The data

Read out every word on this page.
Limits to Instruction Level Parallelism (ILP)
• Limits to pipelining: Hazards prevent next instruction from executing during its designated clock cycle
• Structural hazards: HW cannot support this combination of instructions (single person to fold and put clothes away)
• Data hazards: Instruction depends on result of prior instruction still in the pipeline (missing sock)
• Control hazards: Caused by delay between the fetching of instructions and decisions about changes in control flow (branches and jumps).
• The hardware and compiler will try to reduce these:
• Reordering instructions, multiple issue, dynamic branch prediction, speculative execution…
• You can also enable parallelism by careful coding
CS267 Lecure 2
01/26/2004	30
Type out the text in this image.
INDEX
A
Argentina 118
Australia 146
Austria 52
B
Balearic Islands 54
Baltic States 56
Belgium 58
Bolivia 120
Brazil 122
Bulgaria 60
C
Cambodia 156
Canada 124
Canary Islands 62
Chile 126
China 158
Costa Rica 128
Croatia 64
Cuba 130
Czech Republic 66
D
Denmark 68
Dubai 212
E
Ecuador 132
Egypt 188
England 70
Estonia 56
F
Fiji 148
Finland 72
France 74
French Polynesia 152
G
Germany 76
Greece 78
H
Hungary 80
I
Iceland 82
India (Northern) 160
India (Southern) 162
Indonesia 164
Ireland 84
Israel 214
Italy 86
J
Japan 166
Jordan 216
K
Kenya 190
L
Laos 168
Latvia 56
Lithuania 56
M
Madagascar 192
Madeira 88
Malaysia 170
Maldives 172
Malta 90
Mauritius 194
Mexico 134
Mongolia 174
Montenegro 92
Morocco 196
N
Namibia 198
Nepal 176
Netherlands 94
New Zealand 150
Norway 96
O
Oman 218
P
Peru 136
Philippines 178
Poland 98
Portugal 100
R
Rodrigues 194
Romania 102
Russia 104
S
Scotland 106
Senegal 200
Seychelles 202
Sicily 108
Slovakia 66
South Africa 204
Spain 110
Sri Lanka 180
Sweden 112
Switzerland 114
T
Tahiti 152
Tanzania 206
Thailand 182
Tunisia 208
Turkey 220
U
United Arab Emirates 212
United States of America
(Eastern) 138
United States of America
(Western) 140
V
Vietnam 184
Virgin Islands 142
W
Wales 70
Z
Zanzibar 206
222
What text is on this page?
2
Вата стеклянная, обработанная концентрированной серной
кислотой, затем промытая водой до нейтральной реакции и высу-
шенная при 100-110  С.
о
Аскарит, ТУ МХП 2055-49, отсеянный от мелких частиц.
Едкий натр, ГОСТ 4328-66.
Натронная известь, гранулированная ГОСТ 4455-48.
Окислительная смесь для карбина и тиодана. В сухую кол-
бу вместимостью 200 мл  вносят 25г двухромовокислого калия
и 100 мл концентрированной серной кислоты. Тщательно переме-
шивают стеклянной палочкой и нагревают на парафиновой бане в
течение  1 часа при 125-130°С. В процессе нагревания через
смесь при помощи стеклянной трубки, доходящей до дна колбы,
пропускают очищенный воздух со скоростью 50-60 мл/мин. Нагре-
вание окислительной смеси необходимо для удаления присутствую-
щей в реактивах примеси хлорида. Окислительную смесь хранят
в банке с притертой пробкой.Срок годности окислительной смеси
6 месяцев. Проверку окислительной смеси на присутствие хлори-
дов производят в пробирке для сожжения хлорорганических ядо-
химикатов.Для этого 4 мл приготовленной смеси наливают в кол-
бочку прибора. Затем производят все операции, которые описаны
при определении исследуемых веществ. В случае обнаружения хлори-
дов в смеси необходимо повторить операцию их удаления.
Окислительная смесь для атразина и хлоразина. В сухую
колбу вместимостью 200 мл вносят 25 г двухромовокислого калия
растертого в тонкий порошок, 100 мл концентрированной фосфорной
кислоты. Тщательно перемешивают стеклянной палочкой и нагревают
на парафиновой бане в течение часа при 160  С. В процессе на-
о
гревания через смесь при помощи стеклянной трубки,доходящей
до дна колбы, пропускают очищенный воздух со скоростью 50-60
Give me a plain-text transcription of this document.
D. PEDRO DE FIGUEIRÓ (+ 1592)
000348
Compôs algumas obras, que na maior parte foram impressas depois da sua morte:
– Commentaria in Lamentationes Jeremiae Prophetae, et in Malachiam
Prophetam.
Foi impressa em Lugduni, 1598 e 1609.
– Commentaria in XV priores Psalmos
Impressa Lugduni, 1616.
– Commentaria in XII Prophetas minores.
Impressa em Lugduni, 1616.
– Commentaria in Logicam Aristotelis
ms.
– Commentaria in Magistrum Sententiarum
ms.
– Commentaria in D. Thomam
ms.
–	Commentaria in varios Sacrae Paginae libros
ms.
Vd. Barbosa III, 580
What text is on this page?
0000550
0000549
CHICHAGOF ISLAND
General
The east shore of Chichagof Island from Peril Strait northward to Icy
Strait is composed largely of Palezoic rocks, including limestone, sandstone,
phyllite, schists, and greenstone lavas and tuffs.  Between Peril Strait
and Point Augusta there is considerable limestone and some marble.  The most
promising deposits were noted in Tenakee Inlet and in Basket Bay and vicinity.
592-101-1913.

Written exercise
Copy out the whole listing exactly as written.

Exercise result
Read out every word on this page.
Limits to Instruction Level Parallelism (ILP)
• Limits to pipelining: Hazards prevent next instruction from executing during its designated clock cycle
• Structural hazards: HW cannot support this combination of instructions (single person to fold and put clothes away)
• Data hazards: Instruction depends on result of prior instruction still in the pipeline (missing sock)
• Control hazards: Caused by delay between the fetching of instructions and decisions about changes in control flow (branches and jumps).
• The hardware and compiler will try to reduce these:
• Reordering instructions, multiple issue, dynamic branch prediction, speculative execution…
• You can also enable parallelism by careful coding
CS267 Lecure 2
01/26/2004	30
Type out the text in this image.
INDEX
A
Argentina 118
Australia 146
Austria 52
B
Balearic Islands 54
Baltic States 56
Belgium 58
Bolivia 120
Brazil 122
Bulgaria 60
C
Cambodia 156
Canada 124
Canary Islands 62
Chile 126
China 158
Costa Rica 128
Croatia 64
Cuba 130
Czech Republic 66
D
Denmark 68
Dubai 212
E
Ecuador 132
Egypt 188
England 70
Estonia 56
F
Fiji 148
Finland 72
France 74
French Polynesia 152
G
Germany 76
Greece 78
H
Hungary 80
I
Iceland 82
India (Northern) 160
India (Southern) 162
Indonesia 164
Ireland 84
Israel 214
Italy 86
J
Japan 166
Jordan 216
K
Kenya 190
L
Laos 168
Latvia 56
Lithuania 56
M
Madagascar 192
Madeira 88
Malaysia 170
Maldives 172
Malta 90
Mauritius 194
Mexico 134
Mongolia 174
Montenegro 92
Morocco 196
N
Namibia 198
Nepal 176
Netherlands 94
New Zealand 150
Norway 96
O
Oman 218
P
Peru 136
Philippines 178
Poland 98
Portugal 100
R
Rodrigues 194
Romania 102
Russia 104
S
Scotland 106
Senegal 200
Seychelles 202
Sicily 108
Slovakia 66
South Africa 204
Spain 110
Sri Lanka 180
Sweden 112
Switzerland 114
T
Tahiti 152
Tanzania 206
Thailand 182
Tunisia 208
Turkey 220
U
United Arab Emirates 212
United States of America
(Eastern) 138
United States of America
(Western) 140
V
Vietnam 184
Virgin Islands 142
W
Wales 70
Z
Zanzibar 206
222
What text is on this page?
2
Вата стеклянная, обработанная концентрированной серной
кислотой, затем промытая водой до нейтральной реакции и высу-
шенная при 100-110  С.
о
Аскарит, ТУ МХП 2055-49, отсеянный от мелких частиц.
Едкий натр, ГОСТ 4328-66.
Натронная известь, гранулированная ГОСТ 4455-48.
Окислительная смесь для карбина и тиодана. В сухую кол-
бу вместимостью 200 мл  вносят 25г двухромовокислого калия
и 100 мл концентрированной серной кислоты. Тщательно переме-
шивают стеклянной палочкой и нагревают на парафиновой бане в
течение  1 часа при 125-130°С. В процессе нагревания через
смесь при помощи стеклянной трубки, доходящей до дна колбы,
пропускают очищенный воздух со скоростью 50-60 мл/мин. Нагре-
вание окислительной смеси необходимо для удаления присутствую-
щей в реактивах примеси хлорида. Окислительную смесь хранят
в банке с притертой пробкой.Срок годности окислительной смеси
6 месяцев. Проверку окислительной смеси на присутствие хлори-
дов производят в пробирке для сожжения хлорорганических ядо-
химикатов.Для этого 4 мл приготовленной смеси наливают в кол-
бочку прибора. Затем производят все операции, которые описаны
при определении исследуемых веществ. В случае обнаружения хлори-
дов в смеси необходимо повторить операцию их удаления.
Окислительная смесь для атразина и хлоразина. В сухую
колбу вместимостью 200 мл вносят 25 г двухромовокислого калия
растертого в тонкий порошок, 100 мл концентрированной фосфорной
кислоты. Тщательно перемешивают стеклянной палочкой и нагревают
на парафиновой бане в течение часа при 160  С. В процессе на-
о
гревания через смесь при помощи стеклянной трубки,доходящей
до дна колбы, пропускают очищенный воздух со скоростью 50-60
Give me a plain-text transcription of this document.
D. PEDRO DE FIGUEIRÓ (+ 1592)
000348
Compôs algumas obras, que na maior parte foram impressas depois da sua morte:
– Commentaria in Lamentationes Jeremiae Prophetae, et in Malachiam
Prophetam.
Foi impressa em Lugduni, 1598 e 1609.
– Commentaria in XV priores Psalmos
Impressa Lugduni, 1616.
– Commentaria in XII Prophetas minores.
Impressa em Lugduni, 1616.
– Commentaria in Logicam Aristotelis
ms.
– Commentaria in Magistrum Sententiarum
ms.
– Commentaria in D. Thomam
ms.
–	Commentaria in varios Sacrae Paginae libros
ms.
Vd. Barbosa III, 580
What text is on this page?
0000550
0000549
CHICHAGOF ISLAND
General
The east shore of Chichagof Island from Peril Strait northward to Icy
Strait is composed largely of Palezoic rocks, including limestone, sandstone,
phyllite, schists, and greenstone lavas and tuffs.  Between Peril Strait
and Point Augusta there is considerable limestone and some marble.  The most
promising deposits were noted in Tenakee Inlet and in Basket Bay and vicinity.
592-101-1913.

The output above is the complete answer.